TASK MATERIAL:
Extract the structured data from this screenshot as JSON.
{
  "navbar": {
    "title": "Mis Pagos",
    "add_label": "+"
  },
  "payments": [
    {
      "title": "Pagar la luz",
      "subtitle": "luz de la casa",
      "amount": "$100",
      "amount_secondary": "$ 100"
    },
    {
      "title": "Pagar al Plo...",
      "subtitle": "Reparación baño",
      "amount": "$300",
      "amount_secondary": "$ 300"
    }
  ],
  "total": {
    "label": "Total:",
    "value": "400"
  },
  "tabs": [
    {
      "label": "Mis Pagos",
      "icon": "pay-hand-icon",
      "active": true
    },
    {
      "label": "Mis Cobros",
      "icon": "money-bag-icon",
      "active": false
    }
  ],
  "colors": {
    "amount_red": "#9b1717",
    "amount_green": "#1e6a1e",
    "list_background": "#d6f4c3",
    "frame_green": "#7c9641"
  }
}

GOAL: Using the records above, copy every line that has the word "Pagar" in it.

OUTPUT OF THE EXERCISE:
      "title": "Pagar la luz",
      "title": "Pagar al Plo...",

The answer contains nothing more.